%%
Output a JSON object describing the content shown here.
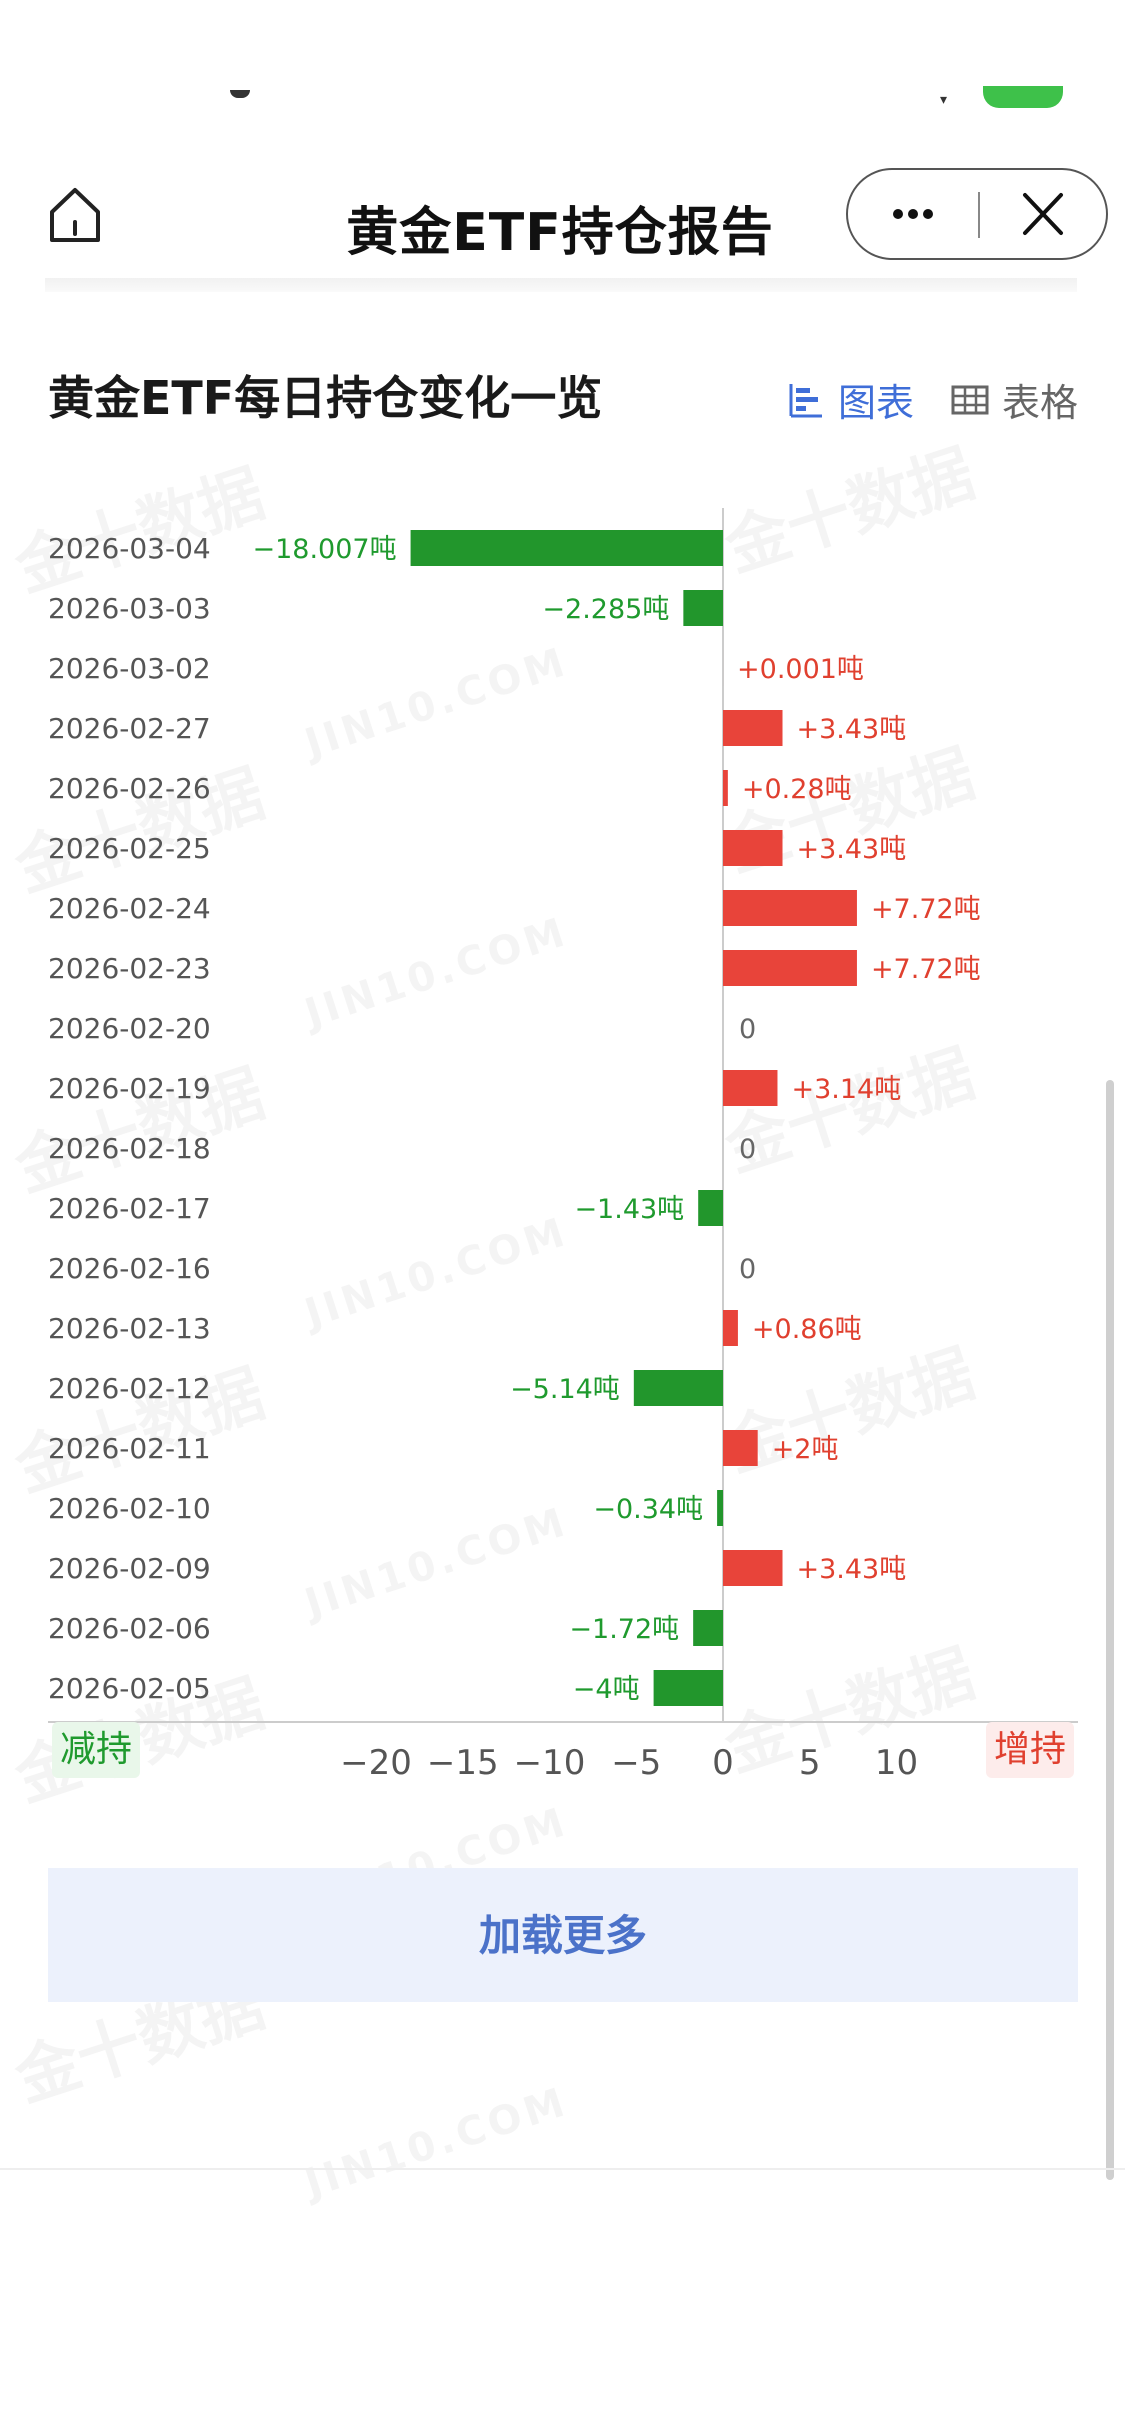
{
  "nav": {
    "title": "黄金ETF持仓报告",
    "more_icon": "more-dots-icon",
    "close_icon": "close-icon",
    "home_icon": "home-icon"
  },
  "section": {
    "title": "黄金ETF每日持仓变化一览",
    "chart_tab": "图表",
    "table_tab": "表格"
  },
  "watermark": {
    "cn": "金十数据",
    "en": "JIN10.COM"
  },
  "colors": {
    "increase": "#e8443a",
    "decrease": "#22962c",
    "accent": "#3f6ed8"
  },
  "chart_data": {
    "type": "bar",
    "orientation": "horizontal",
    "unit": "吨",
    "categories": [
      "2026-03-04",
      "2026-03-03",
      "2026-03-02",
      "2026-02-27",
      "2026-02-26",
      "2026-02-25",
      "2026-02-24",
      "2026-02-23",
      "2026-02-20",
      "2026-02-19",
      "2026-02-18",
      "2026-02-17",
      "2026-02-16",
      "2026-02-13",
      "2026-02-12",
      "2026-02-11",
      "2026-02-10",
      "2026-02-09",
      "2026-02-06",
      "2026-02-05"
    ],
    "values": [
      -18.007,
      -2.285,
      0.001,
      3.43,
      0.28,
      3.43,
      7.72,
      7.72,
      0,
      3.14,
      0,
      -1.43,
      0,
      0.86,
      -5.14,
      2,
      -0.34,
      3.43,
      -1.72,
      -4
    ],
    "labels": [
      "−18.007吨",
      "−2.285吨",
      "+0.001吨",
      "+3.43吨",
      "+0.28吨",
      "+3.43吨",
      "+7.72吨",
      "+7.72吨",
      "0",
      "+3.14吨",
      "0",
      "−1.43吨",
      "0",
      "+0.86吨",
      "−5.14吨",
      "+2吨",
      "−0.34吨",
      "+3.43吨",
      "−1.72吨",
      "−4吨"
    ],
    "xticks": [
      -20,
      -15,
      -10,
      -5,
      0,
      5,
      10
    ],
    "xtick_labels": [
      "−20",
      "−15",
      "−10",
      "−5",
      "0",
      "5",
      "10"
    ],
    "xlim": [
      -22.5,
      13
    ]
  },
  "legend": {
    "reduce": "减持",
    "increase": "增持"
  },
  "actions": {
    "load_more": "加载更多"
  }
}
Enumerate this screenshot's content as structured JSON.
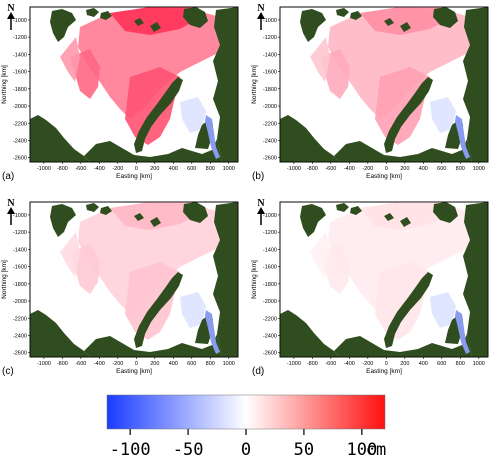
{
  "panels": [
    {
      "id": "a",
      "label": "(a)",
      "intensity": 1.0
    },
    {
      "id": "b",
      "label": "(b)",
      "intensity": 0.55
    },
    {
      "id": "c",
      "label": "(c)",
      "intensity": 0.35
    },
    {
      "id": "d",
      "label": "(d)",
      "intensity": 0.15
    }
  ],
  "axes": {
    "xlabel": "Easting [km]",
    "ylabel": "Northing [km]",
    "xticks": [
      "-1000",
      "-800",
      "-600",
      "-400",
      "-200",
      "0",
      "200",
      "400",
      "600",
      "800",
      "1000"
    ],
    "yticks": [
      "-1000",
      "-1200",
      "-1400",
      "-1600",
      "-1800",
      "-2000",
      "-2200",
      "-2400",
      "-2600"
    ],
    "xlim": [
      -1150,
      1100
    ],
    "ylim": [
      -2650,
      -850
    ]
  },
  "north_label": "N",
  "colorbar": {
    "ticks": [
      "-100",
      "-50",
      "0",
      "50",
      "100"
    ],
    "unit": "cm",
    "range": [
      -120,
      120
    ],
    "neg_color": "#1a3cff",
    "zero_color": "#ffffff",
    "pos_color": "#ff1010"
  },
  "colors": {
    "land": "#2f4d1e"
  }
}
%%
Output every entry word for word, but omit the pictures.

▶ [Solution to the exercise]
Output a JSON object describing the content shown here.
{
  "nav": {
    "title": "黄金ETF持仓报告",
    "more_icon": "more-dots-icon",
    "close_icon": "close-icon",
    "home_icon": "home-icon"
  },
  "section": {
    "title": "黄金ETF每日持仓变化一览",
    "chart_tab": "图表",
    "table_tab": "表格"
  },
  "watermark": {
    "cn": "金十数据",
    "en": "JIN10.COM"
  },
  "colors": {
    "increase": "#e8443a",
    "decrease": "#22962c",
    "accent": "#3f6ed8"
  },
  "chart_data": {
    "type": "bar",
    "orientation": "horizontal",
    "unit": "吨",
    "categories": [
      "2026-03-04",
      "2026-03-03",
      "2026-03-02",
      "2026-02-27",
      "2026-02-26",
      "2026-02-25",
      "2026-02-24",
      "2026-02-23",
      "2026-02-20",
      "2026-02-19",
      "2026-02-18",
      "2026-02-17",
      "2026-02-16",
      "2026-02-13",
      "2026-02-12",
      "2026-02-11",
      "2026-02-10",
      "2026-02-09",
      "2026-02-06",
      "2026-02-05"
    ],
    "values": [
      -18.007,
      -2.285,
      0.001,
      3.43,
      0.28,
      3.43,
      7.72,
      7.72,
      0,
      3.14,
      0,
      -1.43,
      0,
      0.86,
      -5.14,
      2,
      -0.34,
      3.43,
      -1.72,
      -4
    ],
    "labels": [
      "−18.007吨",
      "−2.285吨",
      "+0.001吨",
      "+3.43吨",
      "+0.28吨",
      "+3.43吨",
      "+7.72吨",
      "+7.72吨",
      "0",
      "+3.14吨",
      "0",
      "−1.43吨",
      "0",
      "+0.86吨",
      "−5.14吨",
      "+2吨",
      "−0.34吨",
      "+3.43吨",
      "−1.72吨",
      "−4吨"
    ],
    "xticks": [
      -20,
      -15,
      -10,
      -5,
      0,
      5,
      10
    ],
    "xtick_labels": [
      "−20",
      "−15",
      "−10",
      "−5",
      "0",
      "5",
      "10"
    ],
    "xlim": [
      -22.5,
      13
    ]
  },
  "legend": {
    "reduce": "减持",
    "increase": "增持"
  },
  "actions": {
    "load_more": "加载更多"
  }
}
Enumerate this screenshot's content as structured JSON.
{
  "panels": [
    {
      "id": "a",
      "label": "(a)",
      "intensity": 1.0
    },
    {
      "id": "b",
      "label": "(b)",
      "intensity": 0.55
    },
    {
      "id": "c",
      "label": "(c)",
      "intensity": 0.35
    },
    {
      "id": "d",
      "label": "(d)",
      "intensity": 0.15
    }
  ],
  "axes": {
    "xlabel": "Easting [km]",
    "ylabel": "Northing [km]",
    "xticks": [
      "-1000",
      "-800",
      "-600",
      "-400",
      "-200",
      "0",
      "200",
      "400",
      "600",
      "800",
      "1000"
    ],
    "yticks": [
      "-1000",
      "-1200",
      "-1400",
      "-1600",
      "-1800",
      "-2000",
      "-2200",
      "-2400",
      "-2600"
    ],
    "xlim": [
      -1150,
      1100
    ],
    "ylim": [
      -2650,
      -850
    ]
  },
  "north_label": "N",
  "colorbar": {
    "ticks": [
      "-100",
      "-50",
      "0",
      "50",
      "100"
    ],
    "unit": "cm",
    "range": [
      -120,
      120
    ],
    "neg_color": "#1a3cff",
    "zero_color": "#ffffff",
    "pos_color": "#ff1010"
  },
  "colors": {
    "land": "#2f4d1e"
  }
}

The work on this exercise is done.